> **DATA FOR THIS EXERCISE**:
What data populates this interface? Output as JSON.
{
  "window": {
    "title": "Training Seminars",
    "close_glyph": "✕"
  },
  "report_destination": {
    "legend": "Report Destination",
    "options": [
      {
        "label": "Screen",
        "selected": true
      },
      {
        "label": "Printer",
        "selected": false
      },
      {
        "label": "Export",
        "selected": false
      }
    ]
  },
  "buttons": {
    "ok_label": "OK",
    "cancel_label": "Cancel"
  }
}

> **WRITTEN TASK**: Write out every entry verbatim.

> **FINISHED TASK**:
What data populates this interface? Output as JSON.
{
  "window": {
    "title": "Training Seminars",
    "close_glyph": "✕"
  },
  "report_destination": {
    "legend": "Report Destination",
    "options": [
      {
        "label": "Screen",
        "selected": true
      },
      {
        "label": "Printer",
        "selected": false
      },
      {
        "label": "Export",
        "selected": false
      }
    ]
  },
  "buttons": {
    "ok_label": "OK",
    "cancel_label": "Cancel"
  }
}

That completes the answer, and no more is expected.